## [EXERCISE OBJECTIVE]
Look through the lines below and extract any with the word "biens".

## [Data excerpts]
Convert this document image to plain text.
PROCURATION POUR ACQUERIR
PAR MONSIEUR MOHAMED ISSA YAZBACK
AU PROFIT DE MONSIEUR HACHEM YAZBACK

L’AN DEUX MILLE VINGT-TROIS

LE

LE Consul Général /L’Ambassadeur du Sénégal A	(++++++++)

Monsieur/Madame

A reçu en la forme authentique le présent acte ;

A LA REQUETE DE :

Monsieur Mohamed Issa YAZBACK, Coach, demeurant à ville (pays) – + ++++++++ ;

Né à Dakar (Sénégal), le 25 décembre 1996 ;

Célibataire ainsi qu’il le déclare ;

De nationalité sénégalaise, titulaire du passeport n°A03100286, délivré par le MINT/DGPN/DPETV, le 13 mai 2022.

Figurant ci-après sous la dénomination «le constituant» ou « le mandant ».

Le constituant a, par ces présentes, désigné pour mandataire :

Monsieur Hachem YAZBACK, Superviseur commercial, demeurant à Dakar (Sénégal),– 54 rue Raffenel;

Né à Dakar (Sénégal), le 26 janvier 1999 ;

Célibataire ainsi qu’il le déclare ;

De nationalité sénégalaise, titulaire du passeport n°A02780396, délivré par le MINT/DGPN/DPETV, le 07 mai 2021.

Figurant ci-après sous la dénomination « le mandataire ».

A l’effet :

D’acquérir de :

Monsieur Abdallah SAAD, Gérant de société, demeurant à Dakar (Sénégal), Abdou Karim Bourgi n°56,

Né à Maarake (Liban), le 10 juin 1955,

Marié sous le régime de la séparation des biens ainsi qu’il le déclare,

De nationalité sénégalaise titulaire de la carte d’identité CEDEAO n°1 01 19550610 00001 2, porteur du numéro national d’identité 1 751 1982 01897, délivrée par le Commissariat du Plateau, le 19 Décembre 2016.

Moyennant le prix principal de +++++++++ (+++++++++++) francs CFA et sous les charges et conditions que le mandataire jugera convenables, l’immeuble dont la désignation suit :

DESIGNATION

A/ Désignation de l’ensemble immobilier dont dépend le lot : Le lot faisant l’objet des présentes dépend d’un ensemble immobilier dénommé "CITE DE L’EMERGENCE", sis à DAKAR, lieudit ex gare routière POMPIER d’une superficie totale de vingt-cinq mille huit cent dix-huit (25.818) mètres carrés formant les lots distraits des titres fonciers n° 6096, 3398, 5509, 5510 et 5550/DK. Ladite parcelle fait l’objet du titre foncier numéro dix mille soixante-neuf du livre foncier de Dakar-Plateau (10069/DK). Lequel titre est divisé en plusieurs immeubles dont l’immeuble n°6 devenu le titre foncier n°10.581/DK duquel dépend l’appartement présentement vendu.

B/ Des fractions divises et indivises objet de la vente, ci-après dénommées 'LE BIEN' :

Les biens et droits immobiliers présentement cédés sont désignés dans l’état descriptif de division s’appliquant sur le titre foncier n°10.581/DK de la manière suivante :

## [TASK ANSWER]
Marié sous le régime de la séparation des biens ainsi qu’il le déclare,
Les biens et droits immobiliers présentement cédés sont désignés dans l’état descriptif de division s’appliquant sur le titre foncier n°10.581/DK de la manière suivante :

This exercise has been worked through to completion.